*Data provided:*
────────────────────────────────────────

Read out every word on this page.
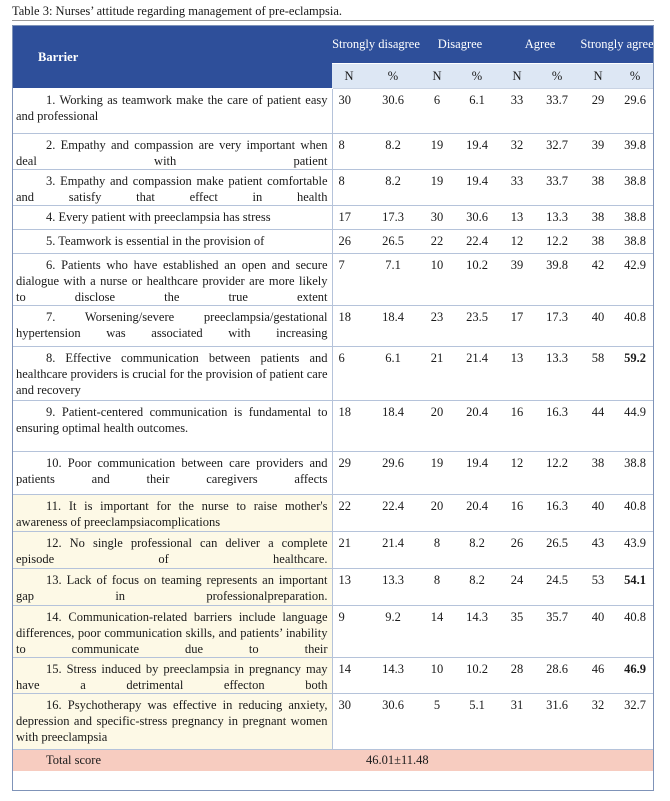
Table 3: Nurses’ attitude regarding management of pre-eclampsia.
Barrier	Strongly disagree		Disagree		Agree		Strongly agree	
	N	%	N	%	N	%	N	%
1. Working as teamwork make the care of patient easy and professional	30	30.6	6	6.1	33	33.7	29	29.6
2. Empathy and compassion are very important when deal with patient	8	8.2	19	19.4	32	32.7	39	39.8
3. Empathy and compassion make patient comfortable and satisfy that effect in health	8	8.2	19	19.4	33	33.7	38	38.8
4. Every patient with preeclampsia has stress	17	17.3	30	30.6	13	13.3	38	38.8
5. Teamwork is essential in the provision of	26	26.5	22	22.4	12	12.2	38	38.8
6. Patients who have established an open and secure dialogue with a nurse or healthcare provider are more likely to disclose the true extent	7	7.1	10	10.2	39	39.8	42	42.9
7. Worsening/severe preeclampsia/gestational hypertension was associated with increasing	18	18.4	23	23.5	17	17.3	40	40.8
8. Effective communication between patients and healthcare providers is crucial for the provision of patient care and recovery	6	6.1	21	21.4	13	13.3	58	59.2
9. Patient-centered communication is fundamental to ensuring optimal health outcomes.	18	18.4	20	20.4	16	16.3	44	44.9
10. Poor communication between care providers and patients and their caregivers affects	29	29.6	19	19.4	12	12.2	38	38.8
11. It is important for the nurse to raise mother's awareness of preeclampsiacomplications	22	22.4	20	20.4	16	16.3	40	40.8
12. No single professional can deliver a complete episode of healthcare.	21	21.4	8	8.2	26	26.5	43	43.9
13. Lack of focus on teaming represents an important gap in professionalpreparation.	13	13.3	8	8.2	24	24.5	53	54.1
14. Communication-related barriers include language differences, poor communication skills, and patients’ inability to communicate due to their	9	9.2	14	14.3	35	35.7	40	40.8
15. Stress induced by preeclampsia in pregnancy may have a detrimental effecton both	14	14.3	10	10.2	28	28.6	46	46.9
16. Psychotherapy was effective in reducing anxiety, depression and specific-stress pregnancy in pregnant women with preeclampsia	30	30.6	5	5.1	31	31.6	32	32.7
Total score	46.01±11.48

────────────────────────────────────────

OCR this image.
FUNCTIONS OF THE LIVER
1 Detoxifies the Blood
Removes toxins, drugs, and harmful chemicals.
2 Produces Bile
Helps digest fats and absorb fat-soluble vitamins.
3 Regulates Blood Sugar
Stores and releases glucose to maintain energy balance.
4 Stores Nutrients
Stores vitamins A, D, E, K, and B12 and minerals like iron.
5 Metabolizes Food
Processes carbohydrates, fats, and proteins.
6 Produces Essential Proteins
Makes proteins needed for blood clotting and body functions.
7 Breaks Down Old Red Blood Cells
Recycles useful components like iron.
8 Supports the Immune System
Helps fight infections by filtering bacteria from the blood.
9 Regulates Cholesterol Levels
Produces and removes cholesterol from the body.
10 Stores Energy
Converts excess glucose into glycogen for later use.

────────────────────────────────────────

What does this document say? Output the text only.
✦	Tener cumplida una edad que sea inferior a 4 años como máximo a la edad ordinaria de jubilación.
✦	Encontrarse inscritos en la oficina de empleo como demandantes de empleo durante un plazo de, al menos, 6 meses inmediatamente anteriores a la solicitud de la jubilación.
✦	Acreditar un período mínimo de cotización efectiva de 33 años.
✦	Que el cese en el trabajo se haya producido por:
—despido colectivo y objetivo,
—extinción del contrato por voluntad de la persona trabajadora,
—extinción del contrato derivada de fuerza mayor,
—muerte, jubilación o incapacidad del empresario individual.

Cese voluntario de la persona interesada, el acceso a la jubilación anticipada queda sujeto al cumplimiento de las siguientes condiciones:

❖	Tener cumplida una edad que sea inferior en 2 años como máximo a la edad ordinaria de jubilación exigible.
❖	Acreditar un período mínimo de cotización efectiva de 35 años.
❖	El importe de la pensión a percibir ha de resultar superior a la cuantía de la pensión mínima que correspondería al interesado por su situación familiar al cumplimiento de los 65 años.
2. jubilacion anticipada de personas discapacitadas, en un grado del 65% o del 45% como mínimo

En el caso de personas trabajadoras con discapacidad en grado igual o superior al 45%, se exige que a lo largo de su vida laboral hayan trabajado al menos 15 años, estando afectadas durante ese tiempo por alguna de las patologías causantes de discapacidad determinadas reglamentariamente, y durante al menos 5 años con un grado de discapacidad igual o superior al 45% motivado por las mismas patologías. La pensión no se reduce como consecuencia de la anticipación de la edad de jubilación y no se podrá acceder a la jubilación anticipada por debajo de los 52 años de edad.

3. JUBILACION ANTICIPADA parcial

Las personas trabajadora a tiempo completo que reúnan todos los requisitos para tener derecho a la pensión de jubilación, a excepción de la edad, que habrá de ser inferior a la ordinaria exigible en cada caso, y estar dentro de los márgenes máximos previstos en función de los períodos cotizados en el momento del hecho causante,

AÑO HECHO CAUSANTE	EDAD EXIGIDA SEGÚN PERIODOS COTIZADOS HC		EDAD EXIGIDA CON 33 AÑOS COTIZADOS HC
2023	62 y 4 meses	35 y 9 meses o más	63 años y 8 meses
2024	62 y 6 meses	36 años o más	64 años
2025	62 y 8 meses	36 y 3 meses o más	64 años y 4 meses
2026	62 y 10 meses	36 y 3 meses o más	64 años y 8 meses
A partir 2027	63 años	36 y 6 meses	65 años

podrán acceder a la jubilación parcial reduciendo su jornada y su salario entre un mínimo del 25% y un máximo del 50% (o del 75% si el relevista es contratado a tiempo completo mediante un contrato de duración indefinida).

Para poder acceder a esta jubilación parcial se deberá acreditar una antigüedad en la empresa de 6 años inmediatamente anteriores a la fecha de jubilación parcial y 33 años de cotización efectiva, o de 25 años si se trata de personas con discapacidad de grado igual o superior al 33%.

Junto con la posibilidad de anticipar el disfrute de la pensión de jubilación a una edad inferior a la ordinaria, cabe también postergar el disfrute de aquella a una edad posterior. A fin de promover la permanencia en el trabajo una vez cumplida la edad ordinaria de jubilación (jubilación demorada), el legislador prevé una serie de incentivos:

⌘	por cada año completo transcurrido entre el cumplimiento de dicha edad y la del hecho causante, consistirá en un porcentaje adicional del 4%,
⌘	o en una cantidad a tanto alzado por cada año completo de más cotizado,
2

────────────────────────────────────────

*Activity:*
Scan the material above. Copy each line that holds the word "with".

*Written answer:*
2. Empathy and compassion are very important when deal with patient	8	8.2	19	19.4	32	32.7	39	39.8
4. Every patient with preeclampsia has stress	17	17.3	30	30.6	13	13.3	38	38.8
6. Patients who have established an open and secure dialogue with a nurse or healthcare provider are more likely to disclose the true extent	7	7.1	10	10.2	39	39.8	42	42.9
7. Worsening/severe preeclampsia/gestational hypertension was associated with increasing	18	18.4	23	23.5	17	17.3	40	40.8
16. Psychotherapy was effective in reducing anxiety, depression and specific-stress pregnancy in pregnant women with preeclampsia	30	30.6	5	5.1	31	31.6	32	32.7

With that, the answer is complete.